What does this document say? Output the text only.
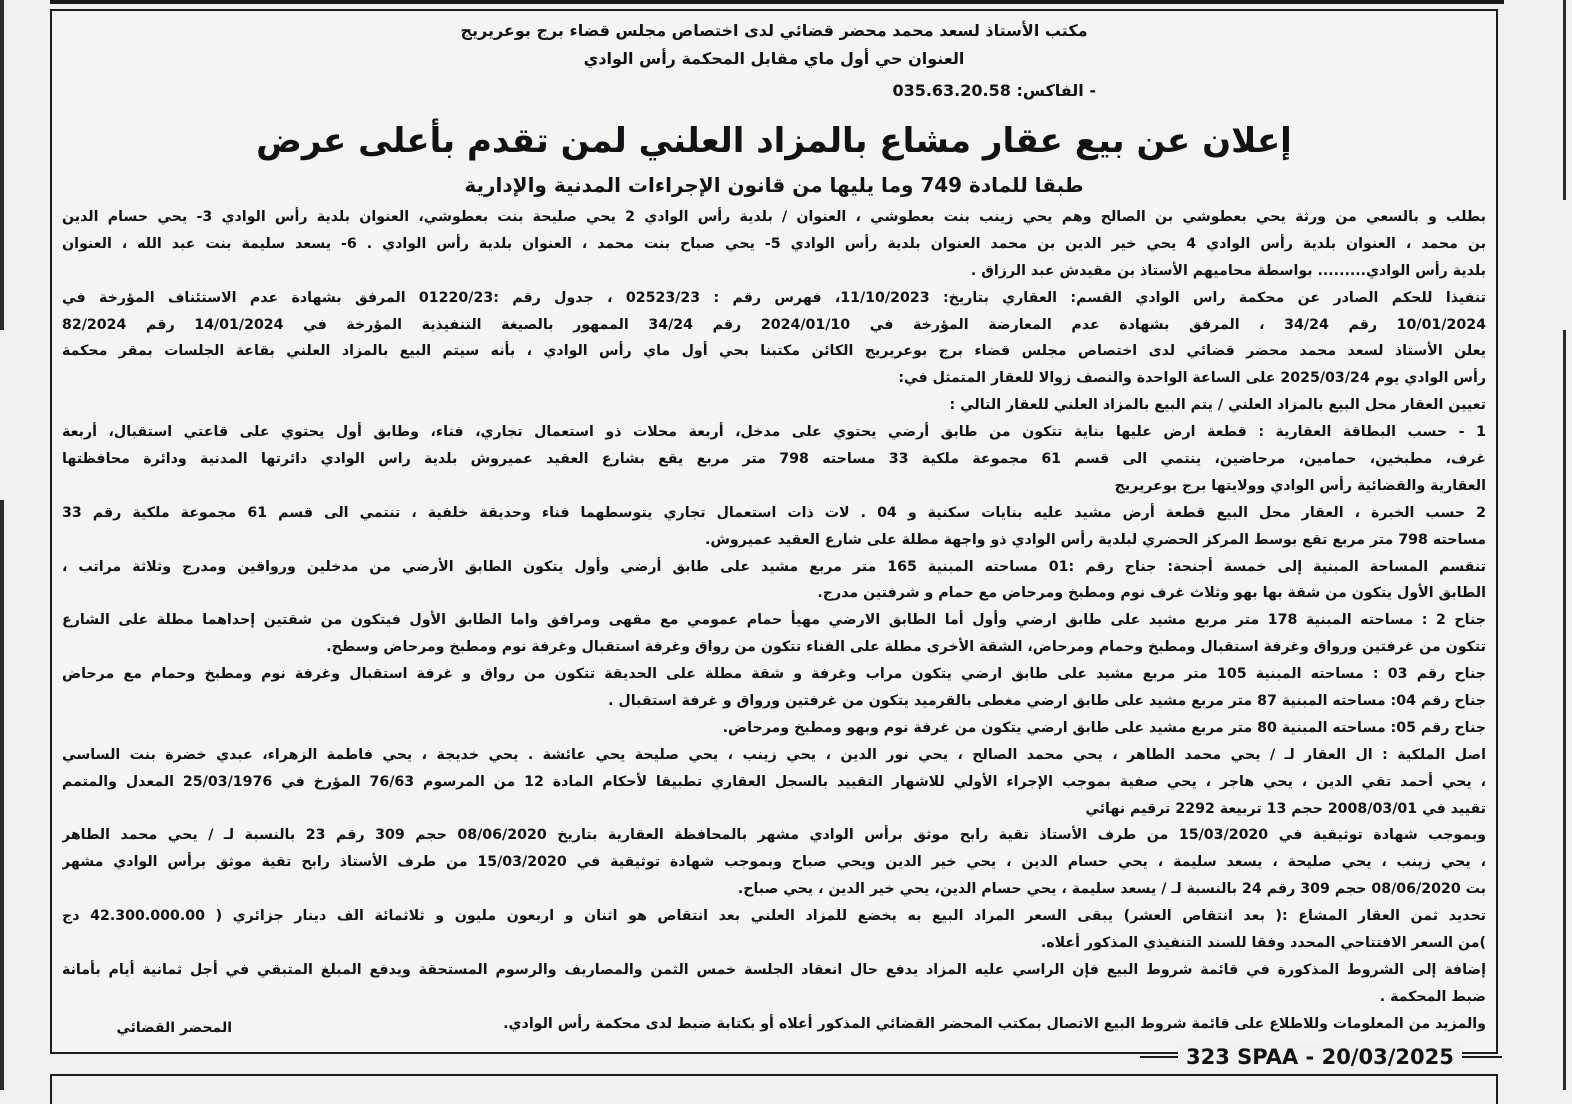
مكتب الأستاذ لسعد محمد محضر قضائي لدى اختصاص مجلس قضاء برج بوعريريج
العنوان حي أول ماي مقابل المحكمة رأس الوادي
- الفاكس: 035.63.20.58
إعلان عن بيع عقار مشاع بالمزاد العلني لمن تقدم بأعلى عرض
طبقا للمادة 749 وما يليها من قانون الإجراءات المدنية والإدارية
بطلب و بالسعي من ورثة يحي بعطوشي بن الصالح وهم يحي زينب بنت بعطوشي ، العنوان / بلدية رأس الوادي 2 يحي صليحة بنت بعطوشي، العنوان بلدية رأس الوادي 3- يحي حسام الدين
بن محمد ، العنوان بلدية رأس الوادي 4 يحي خير الدين بن محمد العنوان بلدية رأس الوادي 5- يحي صباح بنت محمد ، العنوان بلدية رأس الوادي . 6- يسعد سليمة بنت عبد الله ، العنوان
بلدية رأس الوادي......... بواسطة محاميهم الأستاذ بن مقيدش عبد الرزاق .
تنفيذا للحكم الصادر عن محكمة راس الوادي القسم: العقاري بتاريخ: 11/10/2023، فهرس رقم : 02523/23 ، جدول رقم :01220/23 المرفق بشهادة عدم الاستئناف المؤرخة في
10/01/2024 رقم 34/24 ، المرفق بشهادة عدم المعارضة المؤرخة في 2024/01/10 رقم 34/24 الممهور بالصيغة التنفيذية المؤرخة في 14/01/2024 رقم 82/2024
يعلن الأستاذ لسعد محمد محضر قضائي لدى اختصاص مجلس قضاء برج بوعريريج الكائن مكتبنا بحي أول ماي رأس الوادي ، بأنه سيتم البيع بالمزاد العلني بقاعة الجلسات بمقر محكمة
رأس الوادي يوم 2025/03/24 على الساعة الواحدة والنصف زوالا للعقار المتمثل في:
تعيين العقار محل البيع بالمزاد العلني / يتم البيع بالمزاد العلني للعقار التالي :
1 - حسب البطاقة العقارية : قطعة ارض عليها بناية تتكون من طابق أرضي يحتوي على مدخل، أربعة محلات ذو استعمال تجاري، فناء، وطابق أول يحتوي على قاعتي استقبال، أربعة
غرف، مطبخين، حمامين، مرحاضين، ينتمي الى قسم 61 مجموعة ملكية 33 مساحته 798 متر مربع يقع بشارع العقيد عميروش بلدية راس الوادي دائرتها المدنية ودائرة محافظتها
العقارية والقضائية رأس الوادي وولايتها برج بوعريريج
2 حسب الخبرة ، العقار محل البيع قطعة أرض مشيد عليه بنايات سكنية و 04 . لات ذات استعمال تجاري يتوسطهما فناء وحديقة خلفية ، تنتمي الى قسم 61 مجموعة ملكية رقم 33
مساحته 798 متر مربع تقع بوسط المركز الحضري لبلدية رأس الوادي ذو واجهة مطلة على شارع العقيد عميروش.
تنقسم المساحة المبنية إلى خمسة أجنحة: جناح رقم :01 مساحته المبنية 165 متر مربع مشيد على طابق أرضي وأول يتكون الطابق الأرضي من مدخلين ورواقين ومدرج وثلاثة مراتب ،
الطابق الأول يتكون من شقة بها بهو وثلاث غرف نوم ومطبخ ومرحاض مع حمام و شرفتين مدرج.
جناح 2 : مساحته المبنية 178 متر مربع مشيد على طابق ارضي وأول أما الطابق الارضي مهيأ حمام عمومي مع مقهى ومرافق واما الطابق الأول فيتكون من شقتين إحداهما مطلة على الشارع
تتكون من غرفتين ورواق وغرفة استقبال ومطبخ وحمام ومرحاض، الشقة الأخرى مطلة على الفناء تتكون من رواق وغرفة استقبال وغرفة نوم ومطبخ ومرحاض وسطح.
جناح رقم 03 : مساحته المبنية 105 متر مربع مشيد على طابق ارضي يتكون مراب وغرفة و شقة مطلة على الحديقة تتكون من رواق و غرفة استقبال وغرفة نوم ومطبخ وحمام مع مرحاض
جناح رقم 04: مساحته المبنية 87 متر مربع مشيد على طابق ارضي مغطى بالقرميد يتكون من غرفتين ورواق و غرفة استقبال .
جناح رقم 05: مساحته المبنية 80 متر مربع مشيد على طابق ارضي يتكون من غرفة نوم وبهو ومطبخ ومرحاض.
اصل الملكية : ال العقار لـ / يحي محمد الطاهر ، يحي محمد الصالح ، يحي نور الدين ، يحي زينب ، يحي صليحة يحي عائشة . يحي خديجة ، يحي فاطمة الزهراء، عبدي خضرة بنت الساسي
، يحي أحمد تقي الدين ، يحي هاجر ، يحي صفية بموجب الإجراء الأولي للاشهار التقييد بالسجل العقاري تطبيقا لأحكام المادة 12 من المرسوم 76/63 المؤرخ في 25/03/1976 المعدل والمتمم
تقييد في 2008/03/01 حجم 13 تربيعة 2292 ترقيم نهائي
وبموجب شهادة توثيقية في 15/03/2020 من طرف الأستاذ تقية رابح موثق برأس الوادي مشهر بالمحافظة العقارية بتاريخ 08/06/2020 حجم 309 رقم 23 بالنسبة لـ / يحي محمد الطاهر
، يحي زينب ، يحي صليحة ، يسعد سليمة ، يحي حسام الدين ، يحي خير الدين ويحي صباح وبموجب شهادة توثيقية في 15/03/2020 من طرف الأستاذ رابح تقية موثق برأس الوادي مشهر
بت 08/06/2020 حجم 309 رقم 24 بالنسبة لـ / يسعد سليمة ، يحي حسام الدين، يحي خير الدين ، يحي صباح.
تحديد ثمن العقار المشاع :( بعد انتقاص العشر) يبقى السعر المراد البيع به يخضع للمزاد العلني بعد انتقاص هو اثنان و اربعون مليون و ثلاثمائة الف دينار جزائري ( 42.300.000.00 دج
)من السعر الافتتاحي المحدد وفقا للسند التنفيذي المذكور أعلاه.
إضافة إلى الشروط المذكورة في قائمة شروط البيع فإن الراسي عليه المزاد يدفع حال انعقاد الجلسة خمس الثمن والمصاريف والرسوم المستحقة ويدفع المبلغ المتبقي في أجل ثمانية أيام بأمانة
ضبط المحكمة .
والمزيد من المعلومات وللاطلاع على قائمة شروط البيع الاتصال بمكتب المحضر القضائي المذكور أعلاه أو بكتابة ضبط لدى محكمة رأس الوادي.
المحضر القضائي
323 SPAA - 20/03/2025
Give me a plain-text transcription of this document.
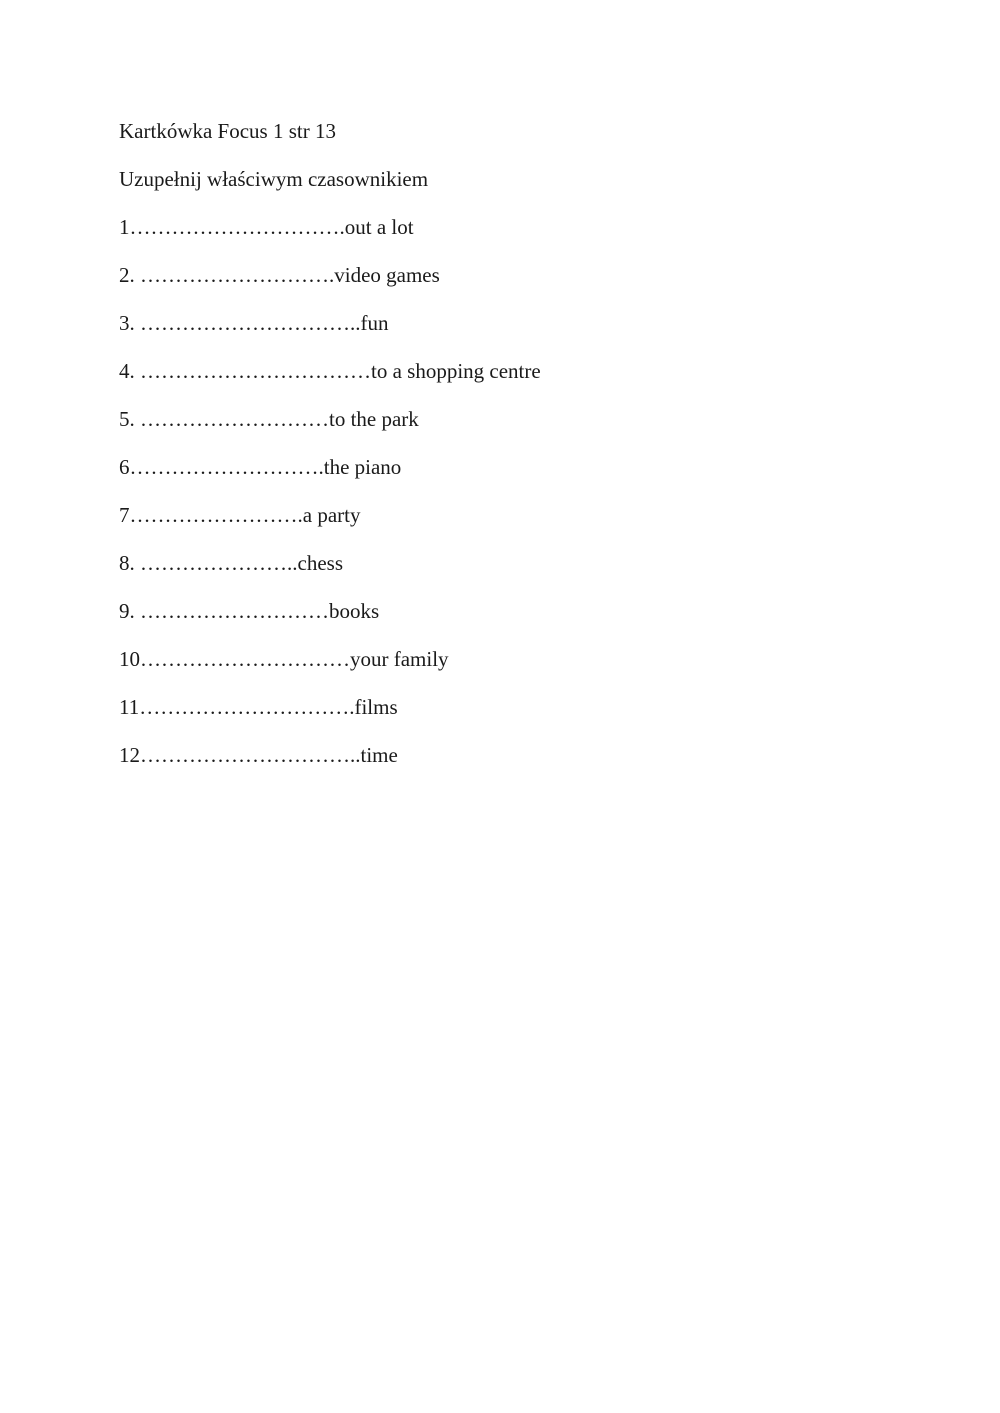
Kartkówka Focus 1 str 13
Uzupełnij właściwym czasownikiem
1………………………….out a lot
2. ……………………….video games
3. …………………………..fun
4. ……………………………to a shopping centre
5. ………………………to the park
6……………………….the piano
7…………………….a party
8. …………………..chess
9. ………………………books
10…………………………your family
11………………………….films
12…………………………..time
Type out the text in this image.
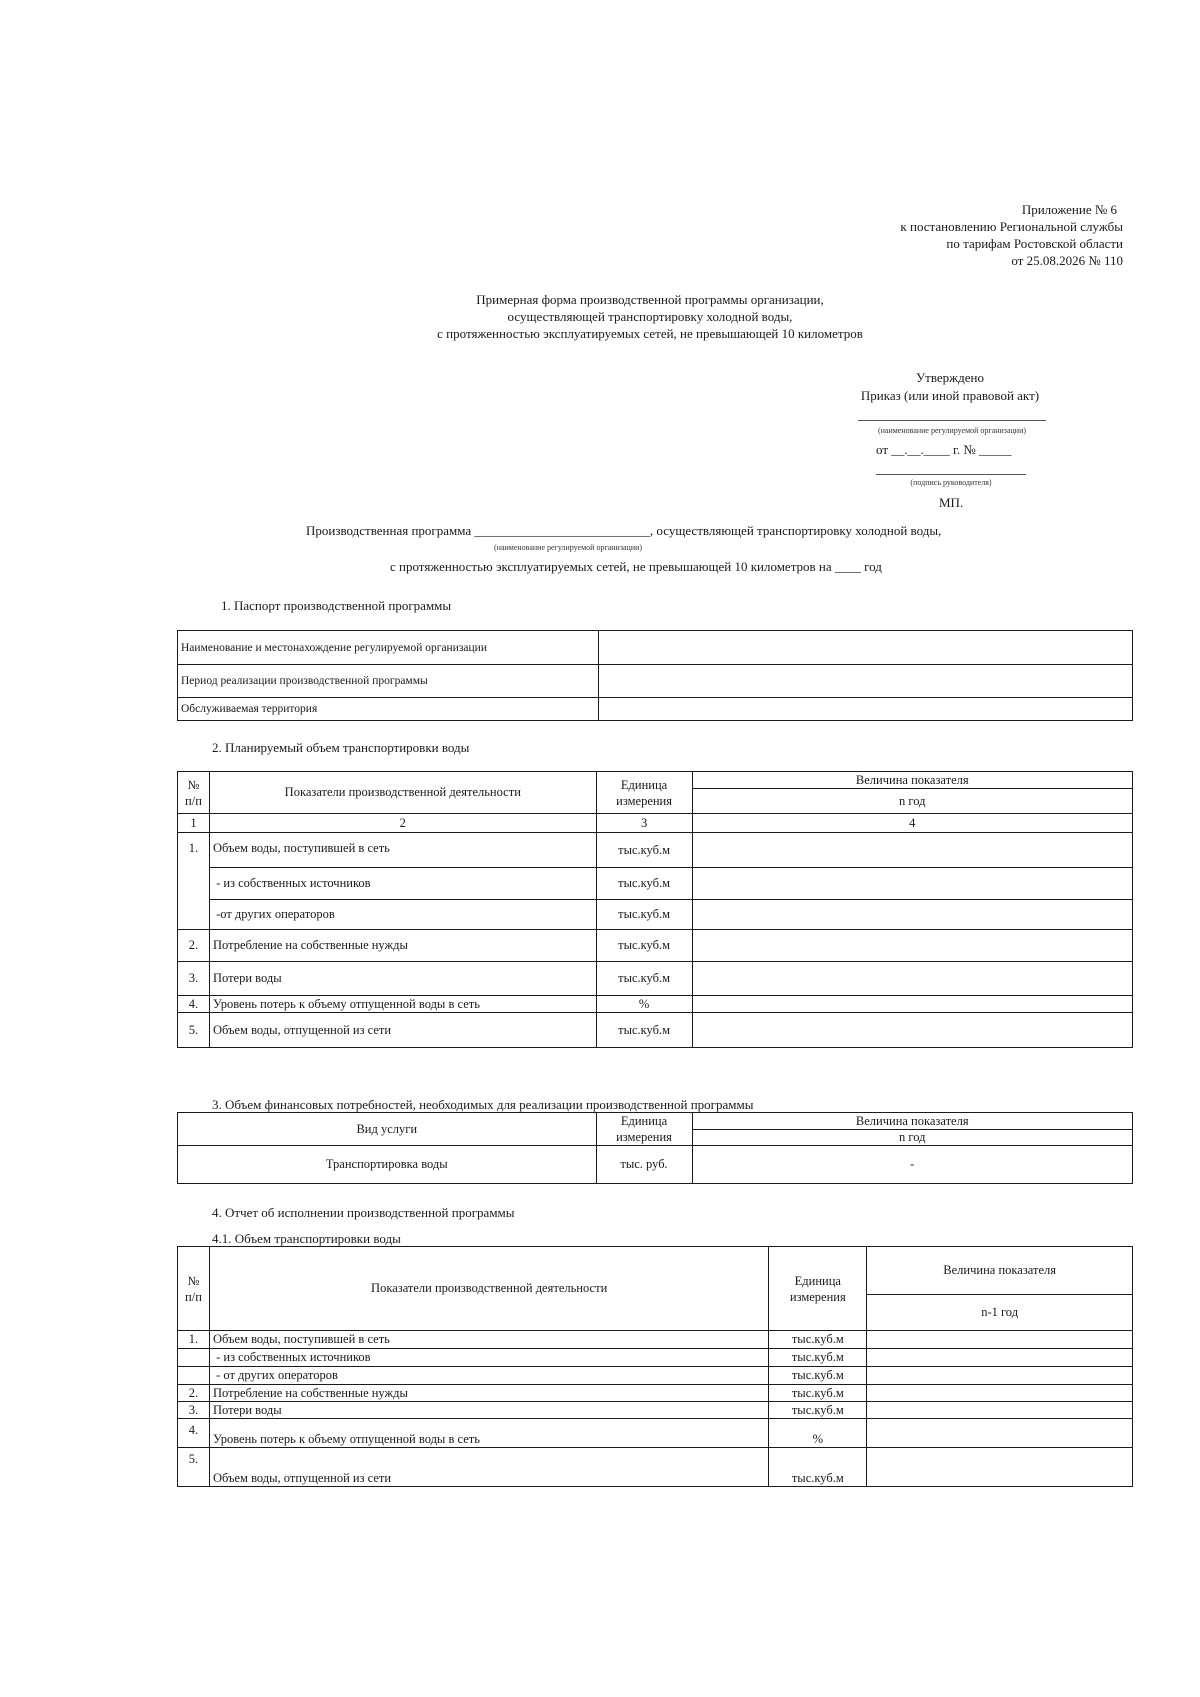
Приложение № 6
к постановлению Региональной службы
по тарифам Ростовской области
от 25.08.2026 № 110
Примерная форма производственной программы организации,
осуществляющей транспортировку холодной воды,
с протяженностью эксплуатируемых сетей, не превышающей 10 километров
Утверждено
Приказ (или иной правовой акт)
(наименование регулируемой организации)
от __.__.____ г. № _____
(подпись руководителя)
МП.
Производственная программа ___________________________, осуществляющей транспортировку холодной воды,
(наименование регулируемой организации)
с протяженностью эксплуатируемых сетей, не превышающей 10 километров на ____ год
1. Паспорт производственной программы
Наименование и местонахождение регулируемой организации	
Период реализации производственной программы	
Обслуживаемая территория	
2. Планируемый объем транспортировки воды
№ п/п	Показатели производственной деятельности	Единица измерения	Величина показателя
			n год
1	2	3	4
1.	Объем воды, поступившей в сеть	тыс.куб.м	
	- из собственных источников	тыс.куб.м	
	-от других операторов	тыс.куб.м	
2.	Потребление на собственные нужды	тыс.куб.м	
3.	Потери воды	тыс.куб.м	
4.	Уровень потерь к объему отпущенной воды в сеть	%	
5.	Объем воды, отпущенной из сети	тыс.куб.м	
3. Объем финансовых потребностей, необходимых для реализации производственной программы
Вид услуги	Единица измерения	Величина показателя
		n год
Транспортировка воды	тыс. руб.	-
4. Отчет об исполнении производственной программы
4.1. Объем транспортировки воды
№ п/п	Показатели производственной деятельности	Единица измерения	Величина показателя
			n-1 год
1.	Объем воды, поступившей в сеть	тыс.куб.м	
	- из собственных источников	тыс.куб.м	
	- от других операторов	тыс.куб.м	
2.	Потребление на собственные нужды	тыс.куб.м	
3.	Потери воды	тыс.куб.м	
4.	Уровень потерь к объему отпущенной воды в сеть	%	
5.	Объем воды, отпущенной из сети	тыс.куб.м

^^^^^^^^^^^^^^^^

Scan the material above for the word "قطعة". Copy each line where it occurs.

1 - حسب البطاقة العقارية : قطعة ارض عليها بناية تتكون من طابق أرضي يحتوي على مدخل، أربعة محلات ذو استعمال تجاري، فناء، وطابق أول يحتوي على قاعتي استقبال، أربعة
2 حسب الخبرة ، العقار محل البيع قطعة أرض مشيد عليه بنايات سكنية و 04 . لات ذات استعمال تجاري يتوسطهما فناء وحديقة خلفية ، تنتمي الى قسم 61 مجموعة ملكية رقم 33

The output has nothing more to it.